GIVEN TASK: Repeat each line of the material exactly.

## begin

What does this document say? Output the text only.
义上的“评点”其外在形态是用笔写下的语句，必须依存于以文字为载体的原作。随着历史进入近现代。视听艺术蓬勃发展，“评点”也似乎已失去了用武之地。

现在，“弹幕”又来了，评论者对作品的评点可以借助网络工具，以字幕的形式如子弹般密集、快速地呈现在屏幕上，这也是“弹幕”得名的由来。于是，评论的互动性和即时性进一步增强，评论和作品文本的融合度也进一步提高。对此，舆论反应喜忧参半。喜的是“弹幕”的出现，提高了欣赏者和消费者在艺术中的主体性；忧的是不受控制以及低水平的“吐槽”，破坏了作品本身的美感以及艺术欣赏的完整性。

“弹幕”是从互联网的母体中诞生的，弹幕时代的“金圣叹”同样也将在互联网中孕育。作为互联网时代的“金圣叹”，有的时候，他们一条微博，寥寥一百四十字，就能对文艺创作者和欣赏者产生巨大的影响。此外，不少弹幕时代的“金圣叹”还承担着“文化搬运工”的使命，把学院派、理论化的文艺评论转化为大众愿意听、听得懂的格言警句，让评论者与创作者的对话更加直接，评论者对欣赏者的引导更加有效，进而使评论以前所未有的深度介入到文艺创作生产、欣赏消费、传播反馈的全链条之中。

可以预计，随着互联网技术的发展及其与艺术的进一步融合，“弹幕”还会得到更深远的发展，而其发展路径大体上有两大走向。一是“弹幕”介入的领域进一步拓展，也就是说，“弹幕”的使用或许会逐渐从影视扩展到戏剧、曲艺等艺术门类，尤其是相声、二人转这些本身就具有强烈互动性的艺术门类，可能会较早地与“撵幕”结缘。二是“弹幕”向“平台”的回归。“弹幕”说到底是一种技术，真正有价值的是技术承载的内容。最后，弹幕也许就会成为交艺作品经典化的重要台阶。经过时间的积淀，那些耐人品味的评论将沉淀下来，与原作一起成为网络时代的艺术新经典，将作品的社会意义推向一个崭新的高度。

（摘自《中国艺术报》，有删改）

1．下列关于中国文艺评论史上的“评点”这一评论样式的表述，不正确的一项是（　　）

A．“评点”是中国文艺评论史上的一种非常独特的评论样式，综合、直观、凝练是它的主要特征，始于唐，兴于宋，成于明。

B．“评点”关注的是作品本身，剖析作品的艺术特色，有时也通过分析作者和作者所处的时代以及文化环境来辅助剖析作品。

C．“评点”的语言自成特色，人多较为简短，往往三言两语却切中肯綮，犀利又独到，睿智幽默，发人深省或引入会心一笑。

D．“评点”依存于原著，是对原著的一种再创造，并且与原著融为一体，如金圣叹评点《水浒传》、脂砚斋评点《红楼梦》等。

## end

OUTPUT:
What does this document say? Output the text only.
义上的“评点”其外在形态是用笔写下的语句，必须依存于以文字为载体的原作。随着历史进入近现代。视听艺术蓬勃发展，“评点”也似乎已失去了用武之地。

现在，“弹幕”又来了，评论者对作品的评点可以借助网络工具，以字幕的形式如子弹般密集、快速地呈现在屏幕上，这也是“弹幕”得名的由来。于是，评论的互动性和即时性进一步增强，评论和作品文本的融合度也进一步提高。对此，舆论反应喜忧参半。喜的是“弹幕”的出现，提高了欣赏者和消费者在艺术中的主体性；忧的是不受控制以及低水平的“吐槽”，破坏了作品本身的美感以及艺术欣赏的完整性。

“弹幕”是从互联网的母体中诞生的，弹幕时代的“金圣叹”同样也将在互联网中孕育。作为互联网时代的“金圣叹”，有的时候，他们一条微博，寥寥一百四十字，就能对文艺创作者和欣赏者产生巨大的影响。此外，不少弹幕时代的“金圣叹”还承担着“文化搬运工”的使命，把学院派、理论化的文艺评论转化为大众愿意听、听得懂的格言警句，让评论者与创作者的对话更加直接，评论者对欣赏者的引导更加有效，进而使评论以前所未有的深度介入到文艺创作生产、欣赏消费、传播反馈的全链条之中。

可以预计，随着互联网技术的发展及其与艺术的进一步融合，“弹幕”还会得到更深远的发展，而其发展路径大体上有两大走向。一是“弹幕”介入的领域进一步拓展，也就是说，“弹幕”的使用或许会逐渐从影视扩展到戏剧、曲艺等艺术门类，尤其是相声、二人转这些本身就具有强烈互动性的艺术门类，可能会较早地与“撵幕”结缘。二是“弹幕”向“平台”的回归。“弹幕”说到底是一种技术，真正有价值的是技术承载的内容。最后，弹幕也许就会成为交艺作品经典化的重要台阶。经过时间的积淀，那些耐人品味的评论将沉淀下来，与原作一起成为网络时代的艺术新经典，将作品的社会意义推向一个崭新的高度。

（摘自《中国艺术报》，有删改）

1．下列关于中国文艺评论史上的“评点”这一评论样式的表述，不正确的一项是（　　）

A．“评点”是中国文艺评论史上的一种非常独特的评论样式，综合、直观、凝练是它的主要特征，始于唐，兴于宋，成于明。

B．“评点”关注的是作品本身，剖析作品的艺术特色，有时也通过分析作者和作者所处的时代以及文化环境来辅助剖析作品。

C．“评点”的语言自成特色，人多较为简短，往往三言两语却切中肯綮，犀利又独到，睿智幽默，发人深省或引入会心一笑。

D．“评点”依存于原著，是对原著的一种再创造，并且与原著融为一体，如金圣叹评点《水浒传》、脂砚斋评点《红楼梦》等。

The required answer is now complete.